__What to do__
Check each line of the material. Copy those containing "about".

__Data extract__
************

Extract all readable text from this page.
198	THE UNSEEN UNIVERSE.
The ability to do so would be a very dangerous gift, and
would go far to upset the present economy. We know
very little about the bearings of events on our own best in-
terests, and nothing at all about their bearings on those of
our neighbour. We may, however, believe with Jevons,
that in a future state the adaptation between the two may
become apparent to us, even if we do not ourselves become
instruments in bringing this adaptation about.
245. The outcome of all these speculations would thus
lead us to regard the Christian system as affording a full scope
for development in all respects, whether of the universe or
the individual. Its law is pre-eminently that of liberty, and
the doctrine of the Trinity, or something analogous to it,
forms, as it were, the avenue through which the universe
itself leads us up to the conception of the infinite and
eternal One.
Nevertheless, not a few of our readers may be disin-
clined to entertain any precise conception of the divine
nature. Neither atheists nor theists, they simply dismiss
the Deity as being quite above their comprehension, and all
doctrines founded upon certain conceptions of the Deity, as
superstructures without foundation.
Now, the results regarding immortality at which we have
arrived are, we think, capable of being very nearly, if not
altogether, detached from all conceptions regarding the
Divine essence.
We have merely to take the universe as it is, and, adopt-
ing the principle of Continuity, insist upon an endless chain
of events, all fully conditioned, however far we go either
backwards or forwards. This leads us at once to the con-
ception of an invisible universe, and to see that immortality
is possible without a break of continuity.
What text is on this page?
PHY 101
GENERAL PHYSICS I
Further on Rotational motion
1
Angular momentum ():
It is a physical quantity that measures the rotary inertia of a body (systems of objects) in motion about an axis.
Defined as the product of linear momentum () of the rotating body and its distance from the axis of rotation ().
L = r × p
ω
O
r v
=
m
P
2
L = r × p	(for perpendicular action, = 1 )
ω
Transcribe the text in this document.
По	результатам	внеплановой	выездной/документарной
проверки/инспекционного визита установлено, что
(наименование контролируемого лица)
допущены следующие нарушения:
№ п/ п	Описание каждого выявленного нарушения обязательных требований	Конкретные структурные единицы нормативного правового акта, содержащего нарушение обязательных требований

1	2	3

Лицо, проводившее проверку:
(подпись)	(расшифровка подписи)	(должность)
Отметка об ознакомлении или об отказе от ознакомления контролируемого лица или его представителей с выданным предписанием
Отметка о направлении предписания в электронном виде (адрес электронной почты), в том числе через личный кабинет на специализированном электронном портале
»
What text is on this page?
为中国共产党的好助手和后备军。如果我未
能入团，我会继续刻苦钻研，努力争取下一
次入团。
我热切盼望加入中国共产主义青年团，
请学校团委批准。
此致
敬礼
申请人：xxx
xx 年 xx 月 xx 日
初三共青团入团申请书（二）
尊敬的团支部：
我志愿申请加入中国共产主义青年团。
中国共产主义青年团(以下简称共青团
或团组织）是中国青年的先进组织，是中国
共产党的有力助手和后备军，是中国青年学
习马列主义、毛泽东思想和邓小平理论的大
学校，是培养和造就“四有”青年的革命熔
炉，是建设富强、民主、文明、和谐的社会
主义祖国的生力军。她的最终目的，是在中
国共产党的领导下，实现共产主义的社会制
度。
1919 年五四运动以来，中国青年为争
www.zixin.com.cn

************

__Full solution__
very little about the bearings of events on our own best in-
terests, and nothing at all about their bearings on those of
instruments in bringing this adaptation about.
It is a physical quantity that measures the rotary inertia of a body (systems of objects) in motion about an axis.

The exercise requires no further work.